▶ _WHAT YOU ARE ASKED TO DO_: Retype every entry in its entirety, without alteration.

▶ _Stored data entries_:
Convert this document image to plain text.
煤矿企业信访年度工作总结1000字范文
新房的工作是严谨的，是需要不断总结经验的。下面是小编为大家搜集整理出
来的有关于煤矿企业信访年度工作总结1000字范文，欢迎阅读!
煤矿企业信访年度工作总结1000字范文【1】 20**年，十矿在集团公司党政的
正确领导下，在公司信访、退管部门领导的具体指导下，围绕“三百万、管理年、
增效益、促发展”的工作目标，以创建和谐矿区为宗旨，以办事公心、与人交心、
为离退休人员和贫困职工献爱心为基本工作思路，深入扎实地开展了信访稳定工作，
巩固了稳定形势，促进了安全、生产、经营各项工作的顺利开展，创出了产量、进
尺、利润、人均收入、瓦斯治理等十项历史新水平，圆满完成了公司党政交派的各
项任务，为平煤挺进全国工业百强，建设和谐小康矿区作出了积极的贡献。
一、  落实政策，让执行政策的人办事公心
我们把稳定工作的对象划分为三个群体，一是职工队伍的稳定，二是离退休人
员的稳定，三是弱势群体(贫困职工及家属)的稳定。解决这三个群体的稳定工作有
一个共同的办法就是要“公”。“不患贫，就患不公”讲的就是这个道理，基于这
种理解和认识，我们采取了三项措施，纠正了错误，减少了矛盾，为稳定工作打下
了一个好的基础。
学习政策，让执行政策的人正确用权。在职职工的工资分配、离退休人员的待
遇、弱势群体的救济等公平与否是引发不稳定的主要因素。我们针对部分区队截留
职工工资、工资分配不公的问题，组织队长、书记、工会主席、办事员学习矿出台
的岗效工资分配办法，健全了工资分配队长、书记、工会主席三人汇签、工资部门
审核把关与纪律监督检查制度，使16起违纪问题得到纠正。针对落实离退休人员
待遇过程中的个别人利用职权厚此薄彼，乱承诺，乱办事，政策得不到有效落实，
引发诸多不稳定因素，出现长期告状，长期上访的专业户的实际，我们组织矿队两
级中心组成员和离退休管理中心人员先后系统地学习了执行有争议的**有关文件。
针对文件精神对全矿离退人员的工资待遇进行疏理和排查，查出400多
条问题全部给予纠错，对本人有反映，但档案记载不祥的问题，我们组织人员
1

▶ _SOLUTION BELOW_:
Convert this document image to plain text.
煤矿企业信访年度工作总结1000字范文
新房的工作是严谨的，是需要不断总结经验的。下面是小编为大家搜集整理出
来的有关于煤矿企业信访年度工作总结1000字范文，欢迎阅读!
煤矿企业信访年度工作总结1000字范文【1】 20**年，十矿在集团公司党政的
正确领导下，在公司信访、退管部门领导的具体指导下，围绕“三百万、管理年、
增效益、促发展”的工作目标，以创建和谐矿区为宗旨，以办事公心、与人交心、
为离退休人员和贫困职工献爱心为基本工作思路，深入扎实地开展了信访稳定工作，
巩固了稳定形势，促进了安全、生产、经营各项工作的顺利开展，创出了产量、进
尺、利润、人均收入、瓦斯治理等十项历史新水平，圆满完成了公司党政交派的各
项任务，为平煤挺进全国工业百强，建设和谐小康矿区作出了积极的贡献。
一、  落实政策，让执行政策的人办事公心
我们把稳定工作的对象划分为三个群体，一是职工队伍的稳定，二是离退休人
员的稳定，三是弱势群体(贫困职工及家属)的稳定。解决这三个群体的稳定工作有
一个共同的办法就是要“公”。“不患贫，就患不公”讲的就是这个道理，基于这
种理解和认识，我们采取了三项措施，纠正了错误，减少了矛盾，为稳定工作打下
了一个好的基础。
学习政策，让执行政策的人正确用权。在职职工的工资分配、离退休人员的待
遇、弱势群体的救济等公平与否是引发不稳定的主要因素。我们针对部分区队截留
职工工资、工资分配不公的问题，组织队长、书记、工会主席、办事员学习矿出台
的岗效工资分配办法，健全了工资分配队长、书记、工会主席三人汇签、工资部门
审核把关与纪律监督检查制度，使16起违纪问题得到纠正。针对落实离退休人员
待遇过程中的个别人利用职权厚此薄彼，乱承诺，乱办事，政策得不到有效落实，
引发诸多不稳定因素，出现长期告状，长期上访的专业户的实际，我们组织矿队两
级中心组成员和离退休管理中心人员先后系统地学习了执行有争议的**有关文件。
针对文件精神对全矿离退人员的工资待遇进行疏理和排查，查出400多
条问题全部给予纠错，对本人有反映，但档案记载不祥的问题，我们组织人员
1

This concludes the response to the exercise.